→ Data lines
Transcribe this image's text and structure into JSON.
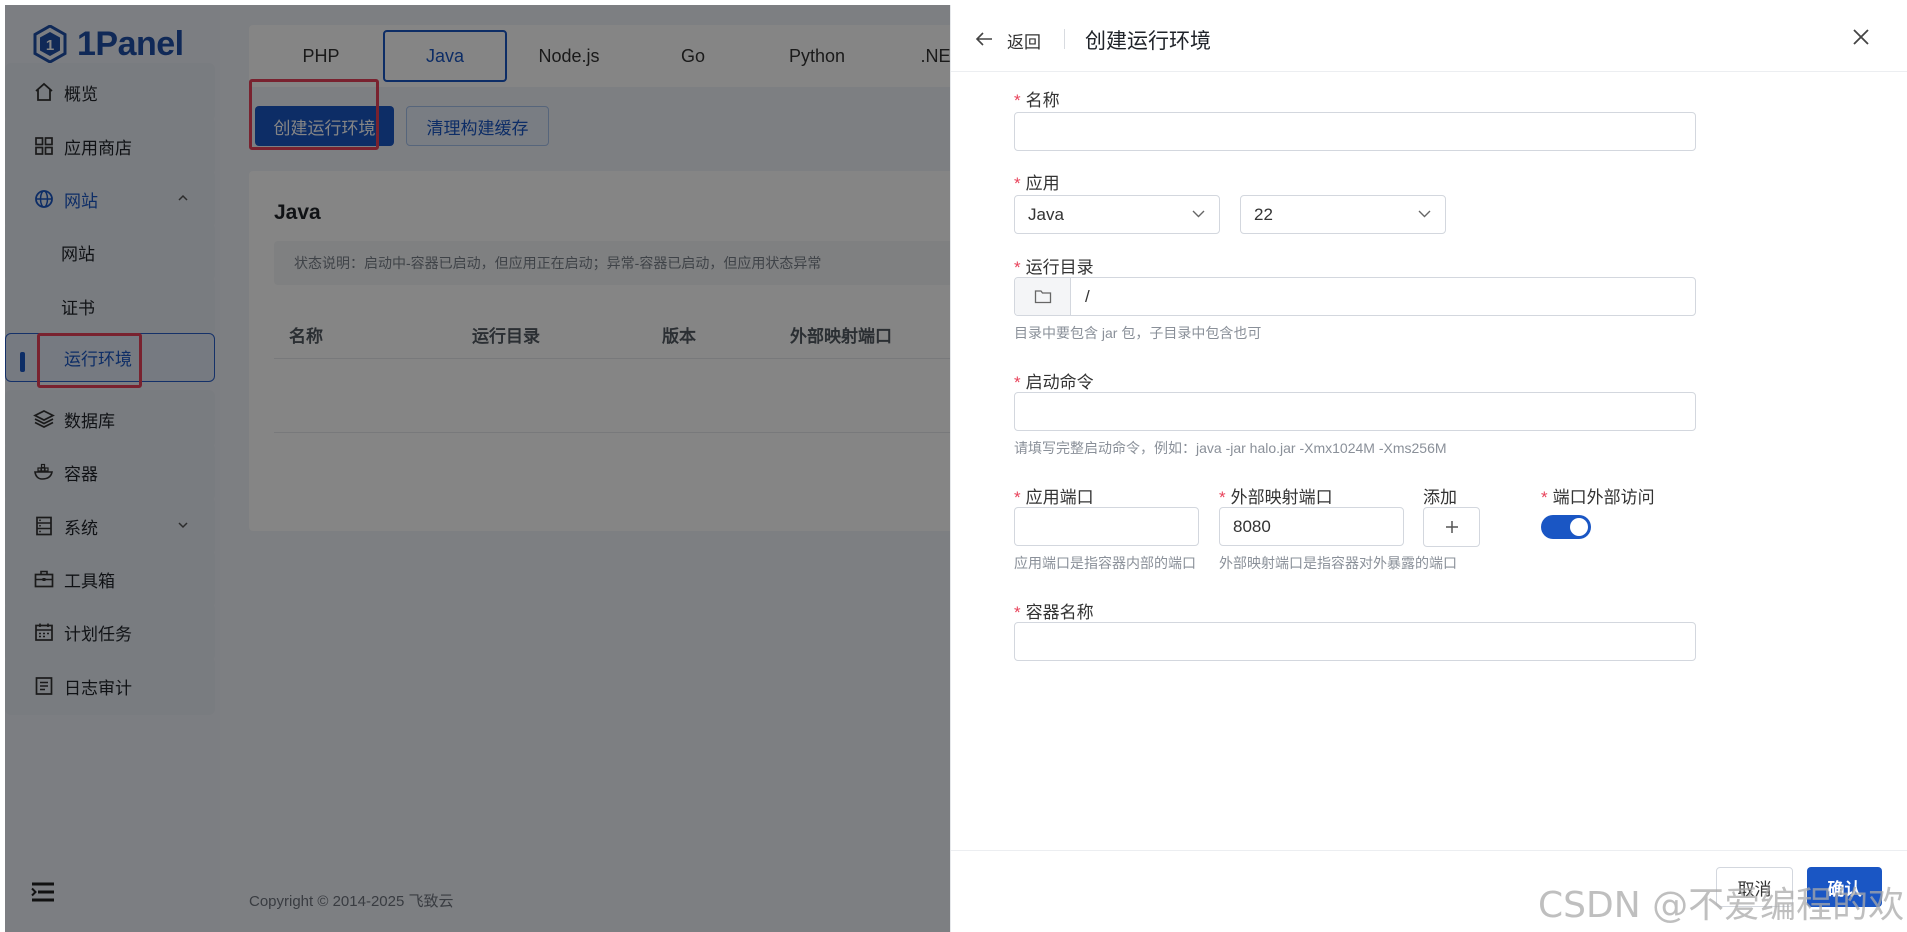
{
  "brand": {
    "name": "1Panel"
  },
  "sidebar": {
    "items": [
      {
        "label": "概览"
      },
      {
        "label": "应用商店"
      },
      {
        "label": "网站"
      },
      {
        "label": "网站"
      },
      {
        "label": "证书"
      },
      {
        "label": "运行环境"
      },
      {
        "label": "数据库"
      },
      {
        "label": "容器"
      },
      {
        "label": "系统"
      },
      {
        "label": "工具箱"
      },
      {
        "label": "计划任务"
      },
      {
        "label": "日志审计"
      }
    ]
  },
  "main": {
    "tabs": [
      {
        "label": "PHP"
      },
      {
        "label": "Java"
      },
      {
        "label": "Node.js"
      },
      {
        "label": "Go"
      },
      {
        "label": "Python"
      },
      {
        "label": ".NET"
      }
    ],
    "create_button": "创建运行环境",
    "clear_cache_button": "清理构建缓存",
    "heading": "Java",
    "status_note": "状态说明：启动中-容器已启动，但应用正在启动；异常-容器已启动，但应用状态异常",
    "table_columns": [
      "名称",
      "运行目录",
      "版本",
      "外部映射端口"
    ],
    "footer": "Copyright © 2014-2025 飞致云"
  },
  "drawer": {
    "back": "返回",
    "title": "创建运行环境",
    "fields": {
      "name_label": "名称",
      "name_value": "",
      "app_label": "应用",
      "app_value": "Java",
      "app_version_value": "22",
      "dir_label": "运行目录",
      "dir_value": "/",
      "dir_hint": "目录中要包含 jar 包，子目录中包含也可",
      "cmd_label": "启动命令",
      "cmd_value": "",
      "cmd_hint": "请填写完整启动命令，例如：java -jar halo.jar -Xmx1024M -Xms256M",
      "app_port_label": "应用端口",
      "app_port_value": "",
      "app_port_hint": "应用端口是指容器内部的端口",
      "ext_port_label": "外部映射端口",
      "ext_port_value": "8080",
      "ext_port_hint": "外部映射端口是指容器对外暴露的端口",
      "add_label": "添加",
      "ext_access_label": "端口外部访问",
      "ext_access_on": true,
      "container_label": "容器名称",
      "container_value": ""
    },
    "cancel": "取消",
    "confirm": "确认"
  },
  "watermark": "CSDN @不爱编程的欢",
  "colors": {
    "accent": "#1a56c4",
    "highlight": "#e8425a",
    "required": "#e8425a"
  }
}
* * *
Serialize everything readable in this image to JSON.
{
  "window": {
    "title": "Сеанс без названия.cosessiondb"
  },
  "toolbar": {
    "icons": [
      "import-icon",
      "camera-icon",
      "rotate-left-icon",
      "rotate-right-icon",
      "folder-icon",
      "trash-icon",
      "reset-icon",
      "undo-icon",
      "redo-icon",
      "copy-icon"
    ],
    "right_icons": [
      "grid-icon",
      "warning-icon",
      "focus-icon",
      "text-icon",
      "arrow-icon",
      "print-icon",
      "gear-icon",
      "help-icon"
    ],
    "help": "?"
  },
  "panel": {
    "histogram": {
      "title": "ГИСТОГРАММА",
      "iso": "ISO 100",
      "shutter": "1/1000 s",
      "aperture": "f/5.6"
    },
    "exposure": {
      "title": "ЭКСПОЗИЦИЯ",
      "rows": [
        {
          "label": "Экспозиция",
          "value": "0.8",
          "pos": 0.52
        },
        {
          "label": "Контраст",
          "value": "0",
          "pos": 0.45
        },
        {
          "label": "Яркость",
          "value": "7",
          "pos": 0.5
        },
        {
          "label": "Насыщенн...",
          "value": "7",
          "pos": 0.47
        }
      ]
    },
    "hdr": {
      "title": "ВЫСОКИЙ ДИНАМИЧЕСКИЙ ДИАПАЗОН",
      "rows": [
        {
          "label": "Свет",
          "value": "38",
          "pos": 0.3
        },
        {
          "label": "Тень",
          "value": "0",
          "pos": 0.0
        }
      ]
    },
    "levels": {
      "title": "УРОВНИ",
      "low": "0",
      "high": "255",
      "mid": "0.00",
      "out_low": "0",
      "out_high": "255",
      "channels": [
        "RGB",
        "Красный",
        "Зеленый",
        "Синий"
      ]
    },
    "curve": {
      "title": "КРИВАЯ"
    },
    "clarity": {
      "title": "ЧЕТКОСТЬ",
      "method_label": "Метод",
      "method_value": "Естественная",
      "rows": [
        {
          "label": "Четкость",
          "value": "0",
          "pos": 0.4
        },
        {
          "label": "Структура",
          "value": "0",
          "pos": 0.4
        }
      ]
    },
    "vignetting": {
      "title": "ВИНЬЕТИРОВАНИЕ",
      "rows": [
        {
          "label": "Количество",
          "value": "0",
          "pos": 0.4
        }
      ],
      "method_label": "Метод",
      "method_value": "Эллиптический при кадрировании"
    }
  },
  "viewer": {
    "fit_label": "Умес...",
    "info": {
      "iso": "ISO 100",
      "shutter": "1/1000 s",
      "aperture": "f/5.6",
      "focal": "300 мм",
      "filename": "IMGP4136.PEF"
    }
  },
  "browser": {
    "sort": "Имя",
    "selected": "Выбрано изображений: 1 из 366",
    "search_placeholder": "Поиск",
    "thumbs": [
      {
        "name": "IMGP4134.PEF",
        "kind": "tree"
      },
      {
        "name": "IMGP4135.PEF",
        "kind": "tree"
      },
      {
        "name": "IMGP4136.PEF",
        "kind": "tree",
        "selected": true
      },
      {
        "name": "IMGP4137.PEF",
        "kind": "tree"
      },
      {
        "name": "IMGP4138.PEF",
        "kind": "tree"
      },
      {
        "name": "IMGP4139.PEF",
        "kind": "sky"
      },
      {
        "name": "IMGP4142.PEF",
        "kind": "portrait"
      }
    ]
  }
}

→ Problem to work on
Find every line above that contains the word "this", and return each one.

→ Reply to the exercise
Transcribe this image's text and structure into JSON.
Serialize everything readable in this image to JSON.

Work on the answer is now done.